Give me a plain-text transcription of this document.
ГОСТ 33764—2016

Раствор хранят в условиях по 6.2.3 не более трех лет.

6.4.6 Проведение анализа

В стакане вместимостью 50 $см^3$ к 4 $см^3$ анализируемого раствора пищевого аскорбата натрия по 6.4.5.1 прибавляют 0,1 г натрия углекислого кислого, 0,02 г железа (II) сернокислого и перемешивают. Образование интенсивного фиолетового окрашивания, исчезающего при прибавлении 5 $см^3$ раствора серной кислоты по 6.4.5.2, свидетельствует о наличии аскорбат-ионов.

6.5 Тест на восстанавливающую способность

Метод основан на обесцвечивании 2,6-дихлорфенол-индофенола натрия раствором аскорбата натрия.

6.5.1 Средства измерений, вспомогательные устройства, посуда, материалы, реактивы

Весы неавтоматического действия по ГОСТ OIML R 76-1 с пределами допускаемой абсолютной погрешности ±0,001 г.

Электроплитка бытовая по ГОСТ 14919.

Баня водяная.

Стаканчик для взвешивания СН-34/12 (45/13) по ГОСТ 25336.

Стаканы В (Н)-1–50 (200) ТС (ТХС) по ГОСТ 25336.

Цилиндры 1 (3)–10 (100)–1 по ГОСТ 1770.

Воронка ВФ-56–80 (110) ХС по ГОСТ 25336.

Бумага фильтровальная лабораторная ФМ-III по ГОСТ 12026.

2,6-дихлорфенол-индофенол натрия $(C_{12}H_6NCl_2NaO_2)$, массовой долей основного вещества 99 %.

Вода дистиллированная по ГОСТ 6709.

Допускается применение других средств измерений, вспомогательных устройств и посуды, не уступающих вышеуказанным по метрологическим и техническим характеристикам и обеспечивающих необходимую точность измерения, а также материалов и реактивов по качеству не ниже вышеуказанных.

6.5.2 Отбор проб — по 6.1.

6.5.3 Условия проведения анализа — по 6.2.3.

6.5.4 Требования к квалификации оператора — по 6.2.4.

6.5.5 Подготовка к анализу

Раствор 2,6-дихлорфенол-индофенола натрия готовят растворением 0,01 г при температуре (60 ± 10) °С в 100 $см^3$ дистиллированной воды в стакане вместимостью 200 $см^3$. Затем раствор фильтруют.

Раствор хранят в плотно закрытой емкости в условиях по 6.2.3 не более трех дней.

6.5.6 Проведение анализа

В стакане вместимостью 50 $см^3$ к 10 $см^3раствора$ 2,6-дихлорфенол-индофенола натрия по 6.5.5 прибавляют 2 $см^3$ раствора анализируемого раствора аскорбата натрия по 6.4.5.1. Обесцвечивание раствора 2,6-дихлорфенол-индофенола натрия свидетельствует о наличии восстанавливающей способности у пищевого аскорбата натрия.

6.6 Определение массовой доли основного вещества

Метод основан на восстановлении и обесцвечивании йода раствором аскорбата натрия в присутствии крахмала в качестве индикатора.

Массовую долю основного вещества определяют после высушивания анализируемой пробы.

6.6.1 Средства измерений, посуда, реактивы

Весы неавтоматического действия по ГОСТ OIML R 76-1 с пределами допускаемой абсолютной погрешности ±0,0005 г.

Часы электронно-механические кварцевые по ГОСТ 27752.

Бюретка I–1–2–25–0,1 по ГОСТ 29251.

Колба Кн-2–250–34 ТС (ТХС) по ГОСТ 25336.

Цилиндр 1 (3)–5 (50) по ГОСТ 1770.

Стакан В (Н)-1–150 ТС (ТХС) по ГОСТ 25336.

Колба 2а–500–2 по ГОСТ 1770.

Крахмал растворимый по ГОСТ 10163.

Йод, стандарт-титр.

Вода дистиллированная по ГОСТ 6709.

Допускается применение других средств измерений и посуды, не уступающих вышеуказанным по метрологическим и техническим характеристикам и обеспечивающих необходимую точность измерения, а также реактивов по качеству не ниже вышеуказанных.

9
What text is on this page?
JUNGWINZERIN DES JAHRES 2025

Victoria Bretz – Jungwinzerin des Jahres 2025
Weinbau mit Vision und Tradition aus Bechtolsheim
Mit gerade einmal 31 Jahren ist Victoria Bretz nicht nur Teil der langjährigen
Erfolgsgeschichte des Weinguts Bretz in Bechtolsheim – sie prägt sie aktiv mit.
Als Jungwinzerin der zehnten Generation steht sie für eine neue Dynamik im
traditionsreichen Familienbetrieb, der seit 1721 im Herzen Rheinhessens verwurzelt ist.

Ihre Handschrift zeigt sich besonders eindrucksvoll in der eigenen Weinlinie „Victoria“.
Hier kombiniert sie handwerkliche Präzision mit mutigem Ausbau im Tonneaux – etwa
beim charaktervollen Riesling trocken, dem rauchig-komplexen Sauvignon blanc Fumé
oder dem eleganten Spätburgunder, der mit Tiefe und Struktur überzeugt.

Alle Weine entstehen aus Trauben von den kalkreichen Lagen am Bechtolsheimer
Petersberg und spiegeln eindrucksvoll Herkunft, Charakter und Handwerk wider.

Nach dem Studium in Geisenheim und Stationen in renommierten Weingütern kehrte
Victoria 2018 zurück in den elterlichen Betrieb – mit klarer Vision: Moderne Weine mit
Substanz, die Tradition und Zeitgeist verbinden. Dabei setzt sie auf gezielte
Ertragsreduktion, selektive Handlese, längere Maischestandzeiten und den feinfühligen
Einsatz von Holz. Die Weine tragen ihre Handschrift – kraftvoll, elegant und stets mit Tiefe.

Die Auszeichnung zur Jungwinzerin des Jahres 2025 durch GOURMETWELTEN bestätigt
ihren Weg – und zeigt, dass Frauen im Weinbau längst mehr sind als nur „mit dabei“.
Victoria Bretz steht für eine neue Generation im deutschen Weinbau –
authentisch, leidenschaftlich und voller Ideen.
---*---
▸ **YOUR GOAL**: Write out all of the records once more, exactly.

▸ **PROBLEM SOLUTION**:
Give me a plain-text transcription of this document.
ГОСТ 33764—2016

Раствор хранят в условиях по 6.2.3 не более трех лет.

6.4.6 Проведение анализа

В стакане вместимостью 50 $см^3$ к 4 $см^3$ анализируемого раствора пищевого аскорбата натрия по 6.4.5.1 прибавляют 0,1 г натрия углекислого кислого, 0,02 г железа (II) сернокислого и перемешивают. Образование интенсивного фиолетового окрашивания, исчезающего при прибавлении 5 $см^3$ раствора серной кислоты по 6.4.5.2, свидетельствует о наличии аскорбат-ионов.

6.5 Тест на восстанавливающую способность

Метод основан на обесцвечивании 2,6-дихлорфенол-индофенола натрия раствором аскорбата натрия.

6.5.1 Средства измерений, вспомогательные устройства, посуда, материалы, реактивы

Весы неавтоматического действия по ГОСТ OIML R 76-1 с пределами допускаемой абсолютной погрешности ±0,001 г.

Электроплитка бытовая по ГОСТ 14919.

Баня водяная.

Стаканчик для взвешивания СН-34/12 (45/13) по ГОСТ 25336.

Стаканы В (Н)-1–50 (200) ТС (ТХС) по ГОСТ 25336.

Цилиндры 1 (3)–10 (100)–1 по ГОСТ 1770.

Воронка ВФ-56–80 (110) ХС по ГОСТ 25336.

Бумага фильтровальная лабораторная ФМ-III по ГОСТ 12026.

2,6-дихлорфенол-индофенол натрия $(C_{12}H_6NCl_2NaO_2)$, массовой долей основного вещества 99 %.

Вода дистиллированная по ГОСТ 6709.

Допускается применение других средств измерений, вспомогательных устройств и посуды, не уступающих вышеуказанным по метрологическим и техническим характеристикам и обеспечивающих необходимую точность измерения, а также материалов и реактивов по качеству не ниже вышеуказанных.

6.5.2 Отбор проб — по 6.1.

6.5.3 Условия проведения анализа — по 6.2.3.

6.5.4 Требования к квалификации оператора — по 6.2.4.

6.5.5 Подготовка к анализу

Раствор 2,6-дихлорфенол-индофенола натрия готовят растворением 0,01 г при температуре (60 ± 10) °С в 100 $см^3$ дистиллированной воды в стакане вместимостью 200 $см^3$. Затем раствор фильтруют.

Раствор хранят в плотно закрытой емкости в условиях по 6.2.3 не более трех дней.

6.5.6 Проведение анализа

В стакане вместимостью 50 $см^3$ к 10 $см^3раствора$ 2,6-дихлорфенол-индофенола натрия по 6.5.5 прибавляют 2 $см^3$ раствора анализируемого раствора аскорбата натрия по 6.4.5.1. Обесцвечивание раствора 2,6-дихлорфенол-индофенола натрия свидетельствует о наличии восстанавливающей способности у пищевого аскорбата натрия.

6.6 Определение массовой доли основного вещества

Метод основан на восстановлении и обесцвечивании йода раствором аскорбата натрия в присутствии крахмала в качестве индикатора.

Массовую долю основного вещества определяют после высушивания анализируемой пробы.

6.6.1 Средства измерений, посуда, реактивы

Весы неавтоматического действия по ГОСТ OIML R 76-1 с пределами допускаемой абсолютной погрешности ±0,0005 г.

Часы электронно-механические кварцевые по ГОСТ 27752.

Бюретка I–1–2–25–0,1 по ГОСТ 29251.

Колба Кн-2–250–34 ТС (ТХС) по ГОСТ 25336.

Цилиндр 1 (3)–5 (50) по ГОСТ 1770.

Стакан В (Н)-1–150 ТС (ТХС) по ГОСТ 25336.

Колба 2а–500–2 по ГОСТ 1770.

Крахмал растворимый по ГОСТ 10163.

Йод, стандарт-титр.

Вода дистиллированная по ГОСТ 6709.

Допускается применение других средств измерений и посуды, не уступающих вышеуказанным по метрологическим и техническим характеристикам и обеспечивающих необходимую точность измерения, а также реактивов по качеству не ниже вышеуказанных.

9
What text is on this page?
JUNGWINZERIN DES JAHRES 2025

Victoria Bretz – Jungwinzerin des Jahres 2025
Weinbau mit Vision und Tradition aus Bechtolsheim
Mit gerade einmal 31 Jahren ist Victoria Bretz nicht nur Teil der langjährigen
Erfolgsgeschichte des Weinguts Bretz in Bechtolsheim – sie prägt sie aktiv mit.
Als Jungwinzerin der zehnten Generation steht sie für eine neue Dynamik im
traditionsreichen Familienbetrieb, der seit 1721 im Herzen Rheinhessens verwurzelt ist.

Ihre Handschrift zeigt sich besonders eindrucksvoll in der eigenen Weinlinie „Victoria“.
Hier kombiniert sie handwerkliche Präzision mit mutigem Ausbau im Tonneaux – etwa
beim charaktervollen Riesling trocken, dem rauchig-komplexen Sauvignon blanc Fumé
oder dem eleganten Spätburgunder, der mit Tiefe und Struktur überzeugt.

Alle Weine entstehen aus Trauben von den kalkreichen Lagen am Bechtolsheimer
Petersberg und spiegeln eindrucksvoll Herkunft, Charakter und Handwerk wider.

Nach dem Studium in Geisenheim und Stationen in renommierten Weingütern kehrte
Victoria 2018 zurück in den elterlichen Betrieb – mit klarer Vision: Moderne Weine mit
Substanz, die Tradition und Zeitgeist verbinden. Dabei setzt sie auf gezielte
Ertragsreduktion, selektive Handlese, längere Maischestandzeiten und den feinfühligen
Einsatz von Holz. Die Weine tragen ihre Handschrift – kraftvoll, elegant und stets mit Tiefe.

Die Auszeichnung zur Jungwinzerin des Jahres 2025 durch GOURMETWELTEN bestätigt
ihren Weg – und zeigt, dass Frauen im Weinbau längst mehr sind als nur „mit dabei“.
Victoria Bretz steht für eine neue Generation im deutschen Weinbau –
authentisch, leidenschaftlich und voller Ideen.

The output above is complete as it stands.